▶ _Exercise description_: Every line that includes the word "content" is to be listed.
[BEGIN Provided data]
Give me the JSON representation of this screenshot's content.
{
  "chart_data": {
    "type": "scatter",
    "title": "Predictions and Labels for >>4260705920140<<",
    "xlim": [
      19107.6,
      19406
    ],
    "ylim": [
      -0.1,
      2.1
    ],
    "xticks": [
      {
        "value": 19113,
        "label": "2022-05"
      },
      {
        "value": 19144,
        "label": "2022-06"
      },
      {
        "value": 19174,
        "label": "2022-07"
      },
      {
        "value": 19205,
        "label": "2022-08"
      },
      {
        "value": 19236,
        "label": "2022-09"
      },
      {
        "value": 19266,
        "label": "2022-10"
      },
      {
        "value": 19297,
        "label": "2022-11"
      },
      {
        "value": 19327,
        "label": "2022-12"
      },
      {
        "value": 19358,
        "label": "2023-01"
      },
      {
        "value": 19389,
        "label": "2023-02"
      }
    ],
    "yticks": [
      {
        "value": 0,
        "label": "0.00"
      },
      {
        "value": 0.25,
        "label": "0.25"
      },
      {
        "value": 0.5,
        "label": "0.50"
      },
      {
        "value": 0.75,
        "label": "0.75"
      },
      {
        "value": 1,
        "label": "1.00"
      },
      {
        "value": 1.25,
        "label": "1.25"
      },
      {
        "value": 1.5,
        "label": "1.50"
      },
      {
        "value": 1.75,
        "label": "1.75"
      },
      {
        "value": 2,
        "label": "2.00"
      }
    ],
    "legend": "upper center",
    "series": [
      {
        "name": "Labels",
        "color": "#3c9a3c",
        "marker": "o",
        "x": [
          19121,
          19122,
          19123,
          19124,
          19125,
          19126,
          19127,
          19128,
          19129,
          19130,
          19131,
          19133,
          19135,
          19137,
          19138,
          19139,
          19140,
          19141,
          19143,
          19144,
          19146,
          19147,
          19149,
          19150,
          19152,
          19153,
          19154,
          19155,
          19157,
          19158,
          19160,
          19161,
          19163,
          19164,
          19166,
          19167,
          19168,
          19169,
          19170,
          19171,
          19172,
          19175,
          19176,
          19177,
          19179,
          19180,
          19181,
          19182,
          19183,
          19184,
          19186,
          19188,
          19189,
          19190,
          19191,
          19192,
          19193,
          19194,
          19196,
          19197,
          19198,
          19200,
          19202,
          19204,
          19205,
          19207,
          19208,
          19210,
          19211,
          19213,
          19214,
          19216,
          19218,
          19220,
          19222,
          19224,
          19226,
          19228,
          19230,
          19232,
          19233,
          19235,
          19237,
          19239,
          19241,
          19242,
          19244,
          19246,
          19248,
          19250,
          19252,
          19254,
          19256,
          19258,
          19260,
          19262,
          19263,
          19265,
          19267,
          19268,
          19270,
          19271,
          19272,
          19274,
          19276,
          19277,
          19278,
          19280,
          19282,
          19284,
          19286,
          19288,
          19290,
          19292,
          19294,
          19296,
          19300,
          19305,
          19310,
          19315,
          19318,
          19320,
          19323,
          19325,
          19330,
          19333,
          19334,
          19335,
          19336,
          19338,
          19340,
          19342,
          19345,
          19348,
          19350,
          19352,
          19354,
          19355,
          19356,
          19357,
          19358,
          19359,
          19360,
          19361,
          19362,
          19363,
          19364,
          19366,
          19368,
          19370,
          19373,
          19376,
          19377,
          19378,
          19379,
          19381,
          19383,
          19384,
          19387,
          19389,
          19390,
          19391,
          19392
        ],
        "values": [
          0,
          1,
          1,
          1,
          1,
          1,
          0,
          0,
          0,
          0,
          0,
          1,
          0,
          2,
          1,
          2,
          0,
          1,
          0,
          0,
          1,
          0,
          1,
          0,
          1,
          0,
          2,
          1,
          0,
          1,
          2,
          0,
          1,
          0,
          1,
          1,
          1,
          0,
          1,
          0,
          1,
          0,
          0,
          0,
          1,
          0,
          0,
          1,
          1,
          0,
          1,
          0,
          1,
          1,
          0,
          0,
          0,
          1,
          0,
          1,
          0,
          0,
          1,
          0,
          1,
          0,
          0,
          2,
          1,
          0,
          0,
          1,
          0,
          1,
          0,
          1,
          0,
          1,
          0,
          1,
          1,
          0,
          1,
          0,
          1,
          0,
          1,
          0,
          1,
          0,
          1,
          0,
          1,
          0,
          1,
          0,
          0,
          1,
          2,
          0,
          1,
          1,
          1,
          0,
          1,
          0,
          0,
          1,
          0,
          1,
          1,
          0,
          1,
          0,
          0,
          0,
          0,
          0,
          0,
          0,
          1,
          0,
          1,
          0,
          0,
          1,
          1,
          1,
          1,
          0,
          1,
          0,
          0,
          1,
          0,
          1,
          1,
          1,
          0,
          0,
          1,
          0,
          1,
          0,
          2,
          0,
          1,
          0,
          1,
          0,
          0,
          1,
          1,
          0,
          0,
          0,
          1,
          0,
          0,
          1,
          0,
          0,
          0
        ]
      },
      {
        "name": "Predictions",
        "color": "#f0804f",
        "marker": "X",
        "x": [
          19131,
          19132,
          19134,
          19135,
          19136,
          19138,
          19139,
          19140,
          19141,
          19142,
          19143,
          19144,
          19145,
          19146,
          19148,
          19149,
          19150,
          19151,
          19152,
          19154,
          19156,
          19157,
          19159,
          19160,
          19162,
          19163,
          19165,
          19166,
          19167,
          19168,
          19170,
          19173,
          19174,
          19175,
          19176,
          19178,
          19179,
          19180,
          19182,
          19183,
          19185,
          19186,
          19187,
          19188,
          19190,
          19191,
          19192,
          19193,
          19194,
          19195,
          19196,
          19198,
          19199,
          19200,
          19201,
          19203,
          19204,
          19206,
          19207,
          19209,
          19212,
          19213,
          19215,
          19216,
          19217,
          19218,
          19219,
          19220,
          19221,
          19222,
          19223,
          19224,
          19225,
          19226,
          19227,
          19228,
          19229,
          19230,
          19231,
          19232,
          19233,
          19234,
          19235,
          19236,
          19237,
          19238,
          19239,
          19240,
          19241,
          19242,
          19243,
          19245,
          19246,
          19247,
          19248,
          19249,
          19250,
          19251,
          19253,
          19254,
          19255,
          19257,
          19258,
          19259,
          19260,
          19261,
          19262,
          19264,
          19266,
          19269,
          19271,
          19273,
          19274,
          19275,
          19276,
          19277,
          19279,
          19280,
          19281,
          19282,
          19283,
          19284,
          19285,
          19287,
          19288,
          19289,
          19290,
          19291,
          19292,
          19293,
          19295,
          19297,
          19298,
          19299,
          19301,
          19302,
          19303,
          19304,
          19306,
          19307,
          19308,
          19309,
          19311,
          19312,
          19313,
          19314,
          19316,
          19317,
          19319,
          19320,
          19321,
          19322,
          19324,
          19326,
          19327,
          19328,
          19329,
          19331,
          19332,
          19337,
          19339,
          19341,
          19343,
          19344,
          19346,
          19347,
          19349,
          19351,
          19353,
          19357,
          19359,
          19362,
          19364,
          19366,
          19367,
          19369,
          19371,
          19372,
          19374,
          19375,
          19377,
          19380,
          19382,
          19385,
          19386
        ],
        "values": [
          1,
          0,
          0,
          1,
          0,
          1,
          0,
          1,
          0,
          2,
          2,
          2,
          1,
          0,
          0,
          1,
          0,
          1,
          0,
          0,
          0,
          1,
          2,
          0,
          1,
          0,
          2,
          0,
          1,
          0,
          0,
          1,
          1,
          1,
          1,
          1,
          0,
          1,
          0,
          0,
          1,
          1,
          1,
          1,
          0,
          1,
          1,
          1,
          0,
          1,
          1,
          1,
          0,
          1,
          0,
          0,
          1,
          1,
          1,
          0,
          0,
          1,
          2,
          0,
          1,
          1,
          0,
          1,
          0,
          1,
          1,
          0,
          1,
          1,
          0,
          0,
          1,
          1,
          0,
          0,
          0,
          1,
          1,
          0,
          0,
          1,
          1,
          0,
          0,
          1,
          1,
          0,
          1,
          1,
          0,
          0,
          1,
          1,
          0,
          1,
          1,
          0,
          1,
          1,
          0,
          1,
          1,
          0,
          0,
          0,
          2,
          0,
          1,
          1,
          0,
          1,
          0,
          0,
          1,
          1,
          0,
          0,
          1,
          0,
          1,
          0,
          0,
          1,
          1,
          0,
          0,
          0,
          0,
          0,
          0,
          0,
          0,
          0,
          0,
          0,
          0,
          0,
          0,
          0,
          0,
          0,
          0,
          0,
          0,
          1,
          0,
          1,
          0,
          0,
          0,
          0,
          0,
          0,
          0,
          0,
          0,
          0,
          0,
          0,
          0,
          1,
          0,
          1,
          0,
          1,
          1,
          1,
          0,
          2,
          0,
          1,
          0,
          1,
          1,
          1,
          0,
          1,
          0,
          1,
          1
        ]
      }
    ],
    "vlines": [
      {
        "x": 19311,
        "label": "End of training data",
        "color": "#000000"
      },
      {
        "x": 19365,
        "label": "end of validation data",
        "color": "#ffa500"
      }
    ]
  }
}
[END Provided data]
[BEGIN Provided data]
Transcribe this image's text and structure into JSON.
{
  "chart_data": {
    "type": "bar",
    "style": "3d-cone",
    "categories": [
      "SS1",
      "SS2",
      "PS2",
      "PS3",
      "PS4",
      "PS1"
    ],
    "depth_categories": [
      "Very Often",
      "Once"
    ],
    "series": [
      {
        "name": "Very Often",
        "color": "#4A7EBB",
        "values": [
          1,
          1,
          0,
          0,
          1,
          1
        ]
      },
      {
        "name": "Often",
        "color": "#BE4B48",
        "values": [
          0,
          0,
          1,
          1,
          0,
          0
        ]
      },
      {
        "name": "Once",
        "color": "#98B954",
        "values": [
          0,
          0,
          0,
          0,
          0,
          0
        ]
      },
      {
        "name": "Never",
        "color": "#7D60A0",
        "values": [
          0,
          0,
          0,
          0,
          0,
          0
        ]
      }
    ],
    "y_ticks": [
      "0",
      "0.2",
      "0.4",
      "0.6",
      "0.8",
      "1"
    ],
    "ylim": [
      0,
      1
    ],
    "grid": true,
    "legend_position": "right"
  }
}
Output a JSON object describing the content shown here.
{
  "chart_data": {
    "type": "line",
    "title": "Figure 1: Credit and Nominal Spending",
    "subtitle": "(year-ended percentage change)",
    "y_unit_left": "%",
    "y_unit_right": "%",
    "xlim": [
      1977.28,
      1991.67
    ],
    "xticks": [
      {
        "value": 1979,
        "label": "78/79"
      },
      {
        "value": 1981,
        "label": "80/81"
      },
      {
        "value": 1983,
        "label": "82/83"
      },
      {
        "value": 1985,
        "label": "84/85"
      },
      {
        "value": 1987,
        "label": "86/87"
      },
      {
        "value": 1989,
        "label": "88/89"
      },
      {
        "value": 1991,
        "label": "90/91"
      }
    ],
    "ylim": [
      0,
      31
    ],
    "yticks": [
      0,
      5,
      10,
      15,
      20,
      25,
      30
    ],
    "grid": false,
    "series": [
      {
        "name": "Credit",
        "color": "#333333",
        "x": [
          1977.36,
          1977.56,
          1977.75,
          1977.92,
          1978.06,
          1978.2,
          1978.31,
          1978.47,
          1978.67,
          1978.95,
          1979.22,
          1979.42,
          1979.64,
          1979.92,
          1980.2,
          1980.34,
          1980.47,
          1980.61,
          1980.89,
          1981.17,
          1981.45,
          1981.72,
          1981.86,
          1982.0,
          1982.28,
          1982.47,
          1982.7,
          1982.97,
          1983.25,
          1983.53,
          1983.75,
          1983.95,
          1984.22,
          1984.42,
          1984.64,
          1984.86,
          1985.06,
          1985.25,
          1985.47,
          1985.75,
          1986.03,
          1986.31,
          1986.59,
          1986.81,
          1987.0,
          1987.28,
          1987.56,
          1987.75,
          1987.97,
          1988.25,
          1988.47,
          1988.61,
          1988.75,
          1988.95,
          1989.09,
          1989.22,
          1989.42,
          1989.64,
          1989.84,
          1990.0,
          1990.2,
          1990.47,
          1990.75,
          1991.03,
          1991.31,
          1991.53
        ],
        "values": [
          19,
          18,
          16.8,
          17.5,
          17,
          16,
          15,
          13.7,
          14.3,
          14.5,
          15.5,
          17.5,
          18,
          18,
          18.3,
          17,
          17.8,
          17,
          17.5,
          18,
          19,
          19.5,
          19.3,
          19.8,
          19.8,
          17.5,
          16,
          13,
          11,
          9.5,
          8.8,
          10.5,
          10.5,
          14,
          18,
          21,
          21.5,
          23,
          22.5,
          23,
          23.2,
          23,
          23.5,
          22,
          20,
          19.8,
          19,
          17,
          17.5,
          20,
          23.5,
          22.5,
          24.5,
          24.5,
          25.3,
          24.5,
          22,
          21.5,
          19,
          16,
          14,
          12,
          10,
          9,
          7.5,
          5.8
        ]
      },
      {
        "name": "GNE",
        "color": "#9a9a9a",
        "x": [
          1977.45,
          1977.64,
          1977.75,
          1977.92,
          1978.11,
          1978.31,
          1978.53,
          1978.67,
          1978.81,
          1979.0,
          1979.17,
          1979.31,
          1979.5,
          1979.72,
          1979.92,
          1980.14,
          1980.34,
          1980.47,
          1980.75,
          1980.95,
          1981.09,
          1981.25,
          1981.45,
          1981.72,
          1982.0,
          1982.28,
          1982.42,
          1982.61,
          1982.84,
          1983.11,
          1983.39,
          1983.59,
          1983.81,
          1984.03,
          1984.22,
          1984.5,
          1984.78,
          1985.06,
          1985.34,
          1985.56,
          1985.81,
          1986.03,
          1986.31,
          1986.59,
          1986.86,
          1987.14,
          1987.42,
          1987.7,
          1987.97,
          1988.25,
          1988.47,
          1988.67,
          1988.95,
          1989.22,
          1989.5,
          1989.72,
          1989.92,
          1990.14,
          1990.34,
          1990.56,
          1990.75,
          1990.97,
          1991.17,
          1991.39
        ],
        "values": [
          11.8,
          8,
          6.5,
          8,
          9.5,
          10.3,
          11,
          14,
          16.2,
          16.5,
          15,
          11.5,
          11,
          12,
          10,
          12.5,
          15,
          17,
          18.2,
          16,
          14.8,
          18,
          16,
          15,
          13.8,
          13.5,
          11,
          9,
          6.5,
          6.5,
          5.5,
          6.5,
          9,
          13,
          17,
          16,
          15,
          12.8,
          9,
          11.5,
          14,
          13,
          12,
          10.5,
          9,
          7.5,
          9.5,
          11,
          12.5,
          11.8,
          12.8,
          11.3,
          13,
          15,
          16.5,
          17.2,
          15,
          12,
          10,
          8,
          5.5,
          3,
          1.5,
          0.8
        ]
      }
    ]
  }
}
[END Provided data]
[BEGIN Provided data]
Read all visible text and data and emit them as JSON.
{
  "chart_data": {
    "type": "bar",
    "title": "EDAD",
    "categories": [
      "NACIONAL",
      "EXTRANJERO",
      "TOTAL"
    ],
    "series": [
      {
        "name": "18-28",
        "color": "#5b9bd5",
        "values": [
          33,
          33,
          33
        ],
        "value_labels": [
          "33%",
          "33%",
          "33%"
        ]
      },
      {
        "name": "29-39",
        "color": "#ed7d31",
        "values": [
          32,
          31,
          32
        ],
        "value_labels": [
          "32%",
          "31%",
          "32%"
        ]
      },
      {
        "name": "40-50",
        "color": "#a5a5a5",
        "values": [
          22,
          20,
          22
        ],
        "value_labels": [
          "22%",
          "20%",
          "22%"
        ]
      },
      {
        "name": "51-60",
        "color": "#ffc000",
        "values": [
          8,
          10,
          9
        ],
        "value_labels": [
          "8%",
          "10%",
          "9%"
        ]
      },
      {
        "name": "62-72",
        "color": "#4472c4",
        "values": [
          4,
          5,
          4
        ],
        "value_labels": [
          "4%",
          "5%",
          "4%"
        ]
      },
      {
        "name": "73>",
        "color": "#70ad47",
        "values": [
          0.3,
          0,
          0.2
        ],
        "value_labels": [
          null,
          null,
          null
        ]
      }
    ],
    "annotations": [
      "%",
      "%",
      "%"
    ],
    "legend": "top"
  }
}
[END Provided data]
▶ _Written reply_:
Give me the JSON representation of this screenshot's content.
Output a JSON object describing the content shown here.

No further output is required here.